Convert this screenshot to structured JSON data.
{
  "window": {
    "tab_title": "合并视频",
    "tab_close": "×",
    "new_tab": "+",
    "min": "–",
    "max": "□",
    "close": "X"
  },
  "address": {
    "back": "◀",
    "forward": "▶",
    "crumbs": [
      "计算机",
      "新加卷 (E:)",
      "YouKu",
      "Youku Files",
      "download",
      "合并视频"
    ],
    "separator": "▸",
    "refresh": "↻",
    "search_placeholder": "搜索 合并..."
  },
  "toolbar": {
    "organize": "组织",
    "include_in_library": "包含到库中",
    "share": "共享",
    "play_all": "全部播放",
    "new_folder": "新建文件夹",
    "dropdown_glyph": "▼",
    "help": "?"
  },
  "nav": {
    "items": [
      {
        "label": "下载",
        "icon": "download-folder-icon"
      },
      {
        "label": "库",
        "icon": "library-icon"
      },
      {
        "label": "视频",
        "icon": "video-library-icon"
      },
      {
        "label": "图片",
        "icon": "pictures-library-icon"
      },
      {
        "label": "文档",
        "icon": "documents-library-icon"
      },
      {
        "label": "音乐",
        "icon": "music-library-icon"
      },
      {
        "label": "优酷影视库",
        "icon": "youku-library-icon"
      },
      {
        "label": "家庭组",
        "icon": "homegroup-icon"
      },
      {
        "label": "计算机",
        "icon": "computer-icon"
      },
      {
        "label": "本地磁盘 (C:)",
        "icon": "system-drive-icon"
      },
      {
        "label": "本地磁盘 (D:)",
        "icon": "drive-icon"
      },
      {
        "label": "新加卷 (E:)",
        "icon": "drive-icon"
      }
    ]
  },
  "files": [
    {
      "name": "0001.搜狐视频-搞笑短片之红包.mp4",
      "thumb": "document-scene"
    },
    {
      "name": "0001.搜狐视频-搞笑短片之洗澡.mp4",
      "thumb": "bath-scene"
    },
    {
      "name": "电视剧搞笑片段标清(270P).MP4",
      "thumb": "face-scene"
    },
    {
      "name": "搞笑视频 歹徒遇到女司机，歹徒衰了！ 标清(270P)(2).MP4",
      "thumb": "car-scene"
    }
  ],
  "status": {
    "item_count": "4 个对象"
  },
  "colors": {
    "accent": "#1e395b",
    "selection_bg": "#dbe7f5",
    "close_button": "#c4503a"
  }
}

════════

### TASK OBJECTIVE
Report only how many lines in the records contain the word "name".

### WRITTEN REPLY
4